## SHORT EXERCISE
Below is a listing; copy all of it exactly.

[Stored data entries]
- - -

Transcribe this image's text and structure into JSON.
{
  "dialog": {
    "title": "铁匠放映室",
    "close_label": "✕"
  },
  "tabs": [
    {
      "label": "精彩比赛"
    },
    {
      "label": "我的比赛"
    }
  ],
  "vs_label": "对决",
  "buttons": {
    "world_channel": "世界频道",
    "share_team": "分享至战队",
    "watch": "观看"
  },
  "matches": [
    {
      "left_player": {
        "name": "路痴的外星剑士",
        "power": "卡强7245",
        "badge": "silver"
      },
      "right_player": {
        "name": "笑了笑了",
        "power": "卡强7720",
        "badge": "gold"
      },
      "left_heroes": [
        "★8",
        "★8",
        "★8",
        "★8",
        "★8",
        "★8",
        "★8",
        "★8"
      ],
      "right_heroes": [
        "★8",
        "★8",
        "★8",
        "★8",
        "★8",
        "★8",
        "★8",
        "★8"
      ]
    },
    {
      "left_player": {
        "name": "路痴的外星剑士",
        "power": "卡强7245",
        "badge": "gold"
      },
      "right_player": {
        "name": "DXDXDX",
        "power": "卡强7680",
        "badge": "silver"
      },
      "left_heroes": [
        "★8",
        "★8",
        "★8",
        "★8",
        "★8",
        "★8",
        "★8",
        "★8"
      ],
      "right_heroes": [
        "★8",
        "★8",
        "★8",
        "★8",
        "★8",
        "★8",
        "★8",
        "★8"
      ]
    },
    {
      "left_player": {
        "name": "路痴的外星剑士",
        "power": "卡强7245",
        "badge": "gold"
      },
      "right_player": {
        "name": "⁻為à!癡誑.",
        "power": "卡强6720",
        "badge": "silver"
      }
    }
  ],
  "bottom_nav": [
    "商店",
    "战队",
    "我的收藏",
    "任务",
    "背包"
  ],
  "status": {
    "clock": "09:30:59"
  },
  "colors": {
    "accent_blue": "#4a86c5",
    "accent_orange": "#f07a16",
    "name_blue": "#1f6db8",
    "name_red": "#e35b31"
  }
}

- - -

## EXPECTED OUTPUT
Transcribe this image's text and structure into JSON.
{
  "dialog": {
    "title": "铁匠放映室",
    "close_label": "✕"
  },
  "tabs": [
    {
      "label": "精彩比赛"
    },
    {
      "label": "我的比赛"
    }
  ],
  "vs_label": "对决",
  "buttons": {
    "world_channel": "世界频道",
    "share_team": "分享至战队",
    "watch": "观看"
  },
  "matches": [
    {
      "left_player": {
        "name": "路痴的外星剑士",
        "power": "卡强7245",
        "badge": "silver"
      },
      "right_player": {
        "name": "笑了笑了",
        "power": "卡强7720",
        "badge": "gold"
      },
      "left_heroes": [
        "★8",
        "★8",
        "★8",
        "★8",
        "★8",
        "★8",
        "★8",
        "★8"
      ],
      "right_heroes": [
        "★8",
        "★8",
        "★8",
        "★8",
        "★8",
        "★8",
        "★8",
        "★8"
      ]
    },
    {
      "left_player": {
        "name": "路痴的外星剑士",
        "power": "卡强7245",
        "badge": "gold"
      },
      "right_player": {
        "name": "DXDXDX",
        "power": "卡强7680",
        "badge": "silver"
      },
      "left_heroes": [
        "★8",
        "★8",
        "★8",
        "★8",
        "★8",
        "★8",
        "★8",
        "★8"
      ],
      "right_heroes": [
        "★8",
        "★8",
        "★8",
        "★8",
        "★8",
        "★8",
        "★8",
        "★8"
      ]
    },
    {
      "left_player": {
        "name": "路痴的外星剑士",
        "power": "卡强7245",
        "badge": "gold"
      },
      "right_player": {
        "name": "⁻為à!癡誑.",
        "power": "卡强6720",
        "badge": "silver"
      }
    }
  ],
  "bottom_nav": [
    "商店",
    "战队",
    "我的收藏",
    "任务",
    "背包"
  ],
  "status": {
    "clock": "09:30:59"
  },
  "colors": {
    "accent_blue": "#4a86c5",
    "accent_orange": "#f07a16",
    "name_blue": "#1f6db8",
    "name_red": "#e35b31"
  }
}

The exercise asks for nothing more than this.